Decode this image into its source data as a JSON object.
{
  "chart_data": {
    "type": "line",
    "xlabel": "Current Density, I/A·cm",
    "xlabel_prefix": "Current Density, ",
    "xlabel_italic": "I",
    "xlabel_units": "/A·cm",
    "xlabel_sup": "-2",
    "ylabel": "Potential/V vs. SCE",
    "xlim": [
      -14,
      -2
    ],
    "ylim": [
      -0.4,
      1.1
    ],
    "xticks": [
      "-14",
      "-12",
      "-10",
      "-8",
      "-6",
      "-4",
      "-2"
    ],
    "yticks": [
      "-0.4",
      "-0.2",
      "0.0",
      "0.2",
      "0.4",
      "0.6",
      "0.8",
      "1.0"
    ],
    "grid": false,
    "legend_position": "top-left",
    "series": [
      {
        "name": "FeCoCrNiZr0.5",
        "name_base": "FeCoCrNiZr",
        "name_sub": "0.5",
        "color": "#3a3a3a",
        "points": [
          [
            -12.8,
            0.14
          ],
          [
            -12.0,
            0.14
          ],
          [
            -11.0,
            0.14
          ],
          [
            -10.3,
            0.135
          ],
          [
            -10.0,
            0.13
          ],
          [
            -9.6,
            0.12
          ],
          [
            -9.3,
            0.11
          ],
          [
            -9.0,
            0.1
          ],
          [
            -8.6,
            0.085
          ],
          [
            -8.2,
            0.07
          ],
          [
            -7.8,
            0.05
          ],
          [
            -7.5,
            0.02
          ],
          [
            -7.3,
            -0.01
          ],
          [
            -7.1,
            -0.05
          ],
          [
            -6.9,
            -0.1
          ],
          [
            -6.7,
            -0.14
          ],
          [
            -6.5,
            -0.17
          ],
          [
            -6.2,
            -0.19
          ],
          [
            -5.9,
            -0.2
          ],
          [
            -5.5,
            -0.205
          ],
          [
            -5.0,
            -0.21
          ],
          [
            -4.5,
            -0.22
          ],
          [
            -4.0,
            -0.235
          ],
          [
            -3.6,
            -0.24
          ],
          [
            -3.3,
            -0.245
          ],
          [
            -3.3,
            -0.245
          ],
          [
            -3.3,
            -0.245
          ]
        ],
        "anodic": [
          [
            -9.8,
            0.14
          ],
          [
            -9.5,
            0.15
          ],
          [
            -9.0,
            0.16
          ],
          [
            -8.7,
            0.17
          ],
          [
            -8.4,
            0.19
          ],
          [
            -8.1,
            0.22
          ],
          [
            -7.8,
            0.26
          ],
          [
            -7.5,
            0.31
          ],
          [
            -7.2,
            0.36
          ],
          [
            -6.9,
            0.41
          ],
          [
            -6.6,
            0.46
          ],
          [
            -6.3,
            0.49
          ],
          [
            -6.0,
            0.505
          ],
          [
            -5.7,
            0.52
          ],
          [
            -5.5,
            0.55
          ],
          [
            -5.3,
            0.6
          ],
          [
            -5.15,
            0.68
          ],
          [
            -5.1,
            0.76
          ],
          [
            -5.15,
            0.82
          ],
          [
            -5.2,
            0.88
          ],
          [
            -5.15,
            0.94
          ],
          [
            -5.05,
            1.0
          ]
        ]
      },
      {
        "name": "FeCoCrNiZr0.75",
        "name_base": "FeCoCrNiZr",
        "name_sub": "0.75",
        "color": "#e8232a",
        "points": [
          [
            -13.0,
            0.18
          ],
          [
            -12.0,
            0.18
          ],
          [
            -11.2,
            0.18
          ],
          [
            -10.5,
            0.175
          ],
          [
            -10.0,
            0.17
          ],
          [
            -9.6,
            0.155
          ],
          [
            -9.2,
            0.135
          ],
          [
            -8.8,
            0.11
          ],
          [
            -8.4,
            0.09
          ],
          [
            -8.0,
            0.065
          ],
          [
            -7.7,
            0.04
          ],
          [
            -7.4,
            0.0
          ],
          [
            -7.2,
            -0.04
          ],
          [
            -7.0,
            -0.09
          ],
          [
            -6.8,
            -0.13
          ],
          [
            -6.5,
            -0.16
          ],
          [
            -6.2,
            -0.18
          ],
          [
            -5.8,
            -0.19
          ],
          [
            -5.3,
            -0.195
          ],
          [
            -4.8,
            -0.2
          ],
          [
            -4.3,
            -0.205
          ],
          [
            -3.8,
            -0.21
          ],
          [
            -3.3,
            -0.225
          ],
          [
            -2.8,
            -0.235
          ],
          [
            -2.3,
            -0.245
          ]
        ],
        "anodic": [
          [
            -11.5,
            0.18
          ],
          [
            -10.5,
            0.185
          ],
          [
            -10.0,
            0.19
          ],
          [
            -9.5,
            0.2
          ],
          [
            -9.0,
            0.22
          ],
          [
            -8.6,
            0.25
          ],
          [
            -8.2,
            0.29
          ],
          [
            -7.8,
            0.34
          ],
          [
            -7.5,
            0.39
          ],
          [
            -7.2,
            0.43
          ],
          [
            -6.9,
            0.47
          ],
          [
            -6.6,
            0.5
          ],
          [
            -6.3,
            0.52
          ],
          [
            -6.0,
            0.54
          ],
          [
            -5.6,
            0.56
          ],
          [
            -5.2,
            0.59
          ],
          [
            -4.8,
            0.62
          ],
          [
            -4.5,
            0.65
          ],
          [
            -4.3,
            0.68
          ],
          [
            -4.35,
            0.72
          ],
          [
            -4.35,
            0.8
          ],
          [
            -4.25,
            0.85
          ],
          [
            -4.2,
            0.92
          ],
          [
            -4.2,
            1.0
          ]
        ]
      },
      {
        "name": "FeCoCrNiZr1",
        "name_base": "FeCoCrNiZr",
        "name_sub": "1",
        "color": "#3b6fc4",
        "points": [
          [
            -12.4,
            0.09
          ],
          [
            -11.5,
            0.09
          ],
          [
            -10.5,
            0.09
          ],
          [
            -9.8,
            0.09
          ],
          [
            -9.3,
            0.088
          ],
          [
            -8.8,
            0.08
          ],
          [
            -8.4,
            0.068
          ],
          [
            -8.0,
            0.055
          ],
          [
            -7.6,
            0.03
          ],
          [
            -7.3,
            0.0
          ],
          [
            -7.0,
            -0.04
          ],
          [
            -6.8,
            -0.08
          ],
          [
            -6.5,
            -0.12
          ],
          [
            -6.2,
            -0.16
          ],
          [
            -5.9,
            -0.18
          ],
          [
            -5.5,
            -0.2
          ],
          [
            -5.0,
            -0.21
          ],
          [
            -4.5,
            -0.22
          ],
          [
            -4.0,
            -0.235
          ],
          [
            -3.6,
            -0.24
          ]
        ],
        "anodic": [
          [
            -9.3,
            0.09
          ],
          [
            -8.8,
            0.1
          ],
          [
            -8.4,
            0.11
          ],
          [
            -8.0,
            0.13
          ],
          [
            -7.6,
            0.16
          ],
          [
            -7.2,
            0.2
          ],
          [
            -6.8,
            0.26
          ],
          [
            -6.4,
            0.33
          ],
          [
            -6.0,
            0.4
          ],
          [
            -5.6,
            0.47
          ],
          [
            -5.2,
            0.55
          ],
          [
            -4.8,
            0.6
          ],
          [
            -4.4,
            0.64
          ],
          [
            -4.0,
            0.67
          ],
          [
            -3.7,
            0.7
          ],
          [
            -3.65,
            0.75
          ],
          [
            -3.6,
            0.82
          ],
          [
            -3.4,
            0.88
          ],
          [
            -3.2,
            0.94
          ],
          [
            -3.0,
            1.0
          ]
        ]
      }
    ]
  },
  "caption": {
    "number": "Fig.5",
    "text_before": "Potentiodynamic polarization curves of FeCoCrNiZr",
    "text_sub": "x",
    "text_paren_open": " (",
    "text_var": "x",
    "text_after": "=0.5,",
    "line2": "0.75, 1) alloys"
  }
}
********************
• [Written problem]
Here, the records must be output exactly and in full.

• [Answer below]
Decode this image into its source data as a JSON object.
{
  "chart_data": {
    "type": "line",
    "xlabel": "Current Density, I/A·cm",
    "xlabel_prefix": "Current Density, ",
    "xlabel_italic": "I",
    "xlabel_units": "/A·cm",
    "xlabel_sup": "-2",
    "ylabel": "Potential/V vs. SCE",
    "xlim": [
      -14,
      -2
    ],
    "ylim": [
      -0.4,
      1.1
    ],
    "xticks": [
      "-14",
      "-12",
      "-10",
      "-8",
      "-6",
      "-4",
      "-2"
    ],
    "yticks": [
      "-0.4",
      "-0.2",
      "0.0",
      "0.2",
      "0.4",
      "0.6",
      "0.8",
      "1.0"
    ],
    "grid": false,
    "legend_position": "top-left",
    "series": [
      {
        "name": "FeCoCrNiZr0.5",
        "name_base": "FeCoCrNiZr",
        "name_sub": "0.5",
        "color": "#3a3a3a",
        "points": [
          [
            -12.8,
            0.14
          ],
          [
            -12.0,
            0.14
          ],
          [
            -11.0,
            0.14
          ],
          [
            -10.3,
            0.135
          ],
          [
            -10.0,
            0.13
          ],
          [
            -9.6,
            0.12
          ],
          [
            -9.3,
            0.11
          ],
          [
            -9.0,
            0.1
          ],
          [
            -8.6,
            0.085
          ],
          [
            -8.2,
            0.07
          ],
          [
            -7.8,
            0.05
          ],
          [
            -7.5,
            0.02
          ],
          [
            -7.3,
            -0.01
          ],
          [
            -7.1,
            -0.05
          ],
          [
            -6.9,
            -0.1
          ],
          [
            -6.7,
            -0.14
          ],
          [
            -6.5,
            -0.17
          ],
          [
            -6.2,
            -0.19
          ],
          [
            -5.9,
            -0.2
          ],
          [
            -5.5,
            -0.205
          ],
          [
            -5.0,
            -0.21
          ],
          [
            -4.5,
            -0.22
          ],
          [
            -4.0,
            -0.235
          ],
          [
            -3.6,
            -0.24
          ],
          [
            -3.3,
            -0.245
          ],
          [
            -3.3,
            -0.245
          ],
          [
            -3.3,
            -0.245
          ]
        ],
        "anodic": [
          [
            -9.8,
            0.14
          ],
          [
            -9.5,
            0.15
          ],
          [
            -9.0,
            0.16
          ],
          [
            -8.7,
            0.17
          ],
          [
            -8.4,
            0.19
          ],
          [
            -8.1,
            0.22
          ],
          [
            -7.8,
            0.26
          ],
          [
            -7.5,
            0.31
          ],
          [
            -7.2,
            0.36
          ],
          [
            -6.9,
            0.41
          ],
          [
            -6.6,
            0.46
          ],
          [
            -6.3,
            0.49
          ],
          [
            -6.0,
            0.505
          ],
          [
            -5.7,
            0.52
          ],
          [
            -5.5,
            0.55
          ],
          [
            -5.3,
            0.6
          ],
          [
            -5.15,
            0.68
          ],
          [
            -5.1,
            0.76
          ],
          [
            -5.15,
            0.82
          ],
          [
            -5.2,
            0.88
          ],
          [
            -5.15,
            0.94
          ],
          [
            -5.05,
            1.0
          ]
        ]
      },
      {
        "name": "FeCoCrNiZr0.75",
        "name_base": "FeCoCrNiZr",
        "name_sub": "0.75",
        "color": "#e8232a",
        "points": [
          [
            -13.0,
            0.18
          ],
          [
            -12.0,
            0.18
          ],
          [
            -11.2,
            0.18
          ],
          [
            -10.5,
            0.175
          ],
          [
            -10.0,
            0.17
          ],
          [
            -9.6,
            0.155
          ],
          [
            -9.2,
            0.135
          ],
          [
            -8.8,
            0.11
          ],
          [
            -8.4,
            0.09
          ],
          [
            -8.0,
            0.065
          ],
          [
            -7.7,
            0.04
          ],
          [
            -7.4,
            0.0
          ],
          [
            -7.2,
            -0.04
          ],
          [
            -7.0,
            -0.09
          ],
          [
            -6.8,
            -0.13
          ],
          [
            -6.5,
            -0.16
          ],
          [
            -6.2,
            -0.18
          ],
          [
            -5.8,
            -0.19
          ],
          [
            -5.3,
            -0.195
          ],
          [
            -4.8,
            -0.2
          ],
          [
            -4.3,
            -0.205
          ],
          [
            -3.8,
            -0.21
          ],
          [
            -3.3,
            -0.225
          ],
          [
            -2.8,
            -0.235
          ],
          [
            -2.3,
            -0.245
          ]
        ],
        "anodic": [
          [
            -11.5,
            0.18
          ],
          [
            -10.5,
            0.185
          ],
          [
            -10.0,
            0.19
          ],
          [
            -9.5,
            0.2
          ],
          [
            -9.0,
            0.22
          ],
          [
            -8.6,
            0.25
          ],
          [
            -8.2,
            0.29
          ],
          [
            -7.8,
            0.34
          ],
          [
            -7.5,
            0.39
          ],
          [
            -7.2,
            0.43
          ],
          [
            -6.9,
            0.47
          ],
          [
            -6.6,
            0.5
          ],
          [
            -6.3,
            0.52
          ],
          [
            -6.0,
            0.54
          ],
          [
            -5.6,
            0.56
          ],
          [
            -5.2,
            0.59
          ],
          [
            -4.8,
            0.62
          ],
          [
            -4.5,
            0.65
          ],
          [
            -4.3,
            0.68
          ],
          [
            -4.35,
            0.72
          ],
          [
            -4.35,
            0.8
          ],
          [
            -4.25,
            0.85
          ],
          [
            -4.2,
            0.92
          ],
          [
            -4.2,
            1.0
          ]
        ]
      },
      {
        "name": "FeCoCrNiZr1",
        "name_base": "FeCoCrNiZr",
        "name_sub": "1",
        "color": "#3b6fc4",
        "points": [
          [
            -12.4,
            0.09
          ],
          [
            -11.5,
            0.09
          ],
          [
            -10.5,
            0.09
          ],
          [
            -9.8,
            0.09
          ],
          [
            -9.3,
            0.088
          ],
          [
            -8.8,
            0.08
          ],
          [
            -8.4,
            0.068
          ],
          [
            -8.0,
            0.055
          ],
          [
            -7.6,
            0.03
          ],
          [
            -7.3,
            0.0
          ],
          [
            -7.0,
            -0.04
          ],
          [
            -6.8,
            -0.08
          ],
          [
            -6.5,
            -0.12
          ],
          [
            -6.2,
            -0.16
          ],
          [
            -5.9,
            -0.18
          ],
          [
            -5.5,
            -0.2
          ],
          [
            -5.0,
            -0.21
          ],
          [
            -4.5,
            -0.22
          ],
          [
            -4.0,
            -0.235
          ],
          [
            -3.6,
            -0.24
          ]
        ],
        "anodic": [
          [
            -9.3,
            0.09
          ],
          [
            -8.8,
            0.1
          ],
          [
            -8.4,
            0.11
          ],
          [
            -8.0,
            0.13
          ],
          [
            -7.6,
            0.16
          ],
          [
            -7.2,
            0.2
          ],
          [
            -6.8,
            0.26
          ],
          [
            -6.4,
            0.33
          ],
          [
            -6.0,
            0.4
          ],
          [
            -5.6,
            0.47
          ],
          [
            -5.2,
            0.55
          ],
          [
            -4.8,
            0.6
          ],
          [
            -4.4,
            0.64
          ],
          [
            -4.0,
            0.67
          ],
          [
            -3.7,
            0.7
          ],
          [
            -3.65,
            0.75
          ],
          [
            -3.6,
            0.82
          ],
          [
            -3.4,
            0.88
          ],
          [
            -3.2,
            0.94
          ],
          [
            -3.0,
            1.0
          ]
        ]
      }
    ]
  },
  "caption": {
    "number": "Fig.5",
    "text_before": "Potentiodynamic polarization curves of FeCoCrNiZr",
    "text_sub": "x",
    "text_paren_open": " (",
    "text_var": "x",
    "text_after": "=0.5,",
    "line2": "0.75, 1) alloys"
  }
}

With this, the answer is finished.